● Given request:
Find the string "piirmäära" and gather every line that holds it.

Dataset excerpt:
^^^^^^^^

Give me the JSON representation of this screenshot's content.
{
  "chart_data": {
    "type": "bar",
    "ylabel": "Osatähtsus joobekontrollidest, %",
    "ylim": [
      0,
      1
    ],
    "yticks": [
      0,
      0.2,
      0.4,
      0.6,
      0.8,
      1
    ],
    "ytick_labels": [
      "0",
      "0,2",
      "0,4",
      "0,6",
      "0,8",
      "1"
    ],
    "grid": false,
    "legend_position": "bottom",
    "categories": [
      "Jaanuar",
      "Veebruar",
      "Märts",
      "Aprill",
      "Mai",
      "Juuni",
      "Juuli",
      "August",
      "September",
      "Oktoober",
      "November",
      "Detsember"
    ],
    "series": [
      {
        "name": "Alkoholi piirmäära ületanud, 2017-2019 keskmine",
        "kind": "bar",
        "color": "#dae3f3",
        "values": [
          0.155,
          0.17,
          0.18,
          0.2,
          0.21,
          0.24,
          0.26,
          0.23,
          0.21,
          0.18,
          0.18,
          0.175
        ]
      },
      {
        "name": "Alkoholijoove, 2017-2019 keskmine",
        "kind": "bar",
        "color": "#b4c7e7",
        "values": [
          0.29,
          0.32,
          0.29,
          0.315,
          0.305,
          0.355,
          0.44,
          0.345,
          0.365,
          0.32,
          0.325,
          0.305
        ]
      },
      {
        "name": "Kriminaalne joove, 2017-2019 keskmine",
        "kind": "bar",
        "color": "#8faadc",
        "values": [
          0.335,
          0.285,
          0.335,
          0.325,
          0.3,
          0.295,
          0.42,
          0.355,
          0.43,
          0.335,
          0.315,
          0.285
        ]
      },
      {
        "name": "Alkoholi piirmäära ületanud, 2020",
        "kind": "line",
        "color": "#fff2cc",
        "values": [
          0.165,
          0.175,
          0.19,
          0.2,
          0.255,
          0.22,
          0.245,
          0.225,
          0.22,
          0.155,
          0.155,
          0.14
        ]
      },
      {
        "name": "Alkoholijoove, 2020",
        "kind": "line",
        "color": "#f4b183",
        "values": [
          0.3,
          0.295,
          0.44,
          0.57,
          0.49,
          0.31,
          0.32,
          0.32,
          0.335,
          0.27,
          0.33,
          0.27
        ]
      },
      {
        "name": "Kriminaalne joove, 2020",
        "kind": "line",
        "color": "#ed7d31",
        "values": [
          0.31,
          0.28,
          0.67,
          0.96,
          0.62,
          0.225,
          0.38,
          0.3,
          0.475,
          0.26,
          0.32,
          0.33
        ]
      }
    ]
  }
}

^^^^^^^^

● Exercise solution:
        "name": "Alkoholi piirmäära ületanud, 2017-2019 keskmine",
        "name": "Alkoholi piirmäära ületanud, 2020",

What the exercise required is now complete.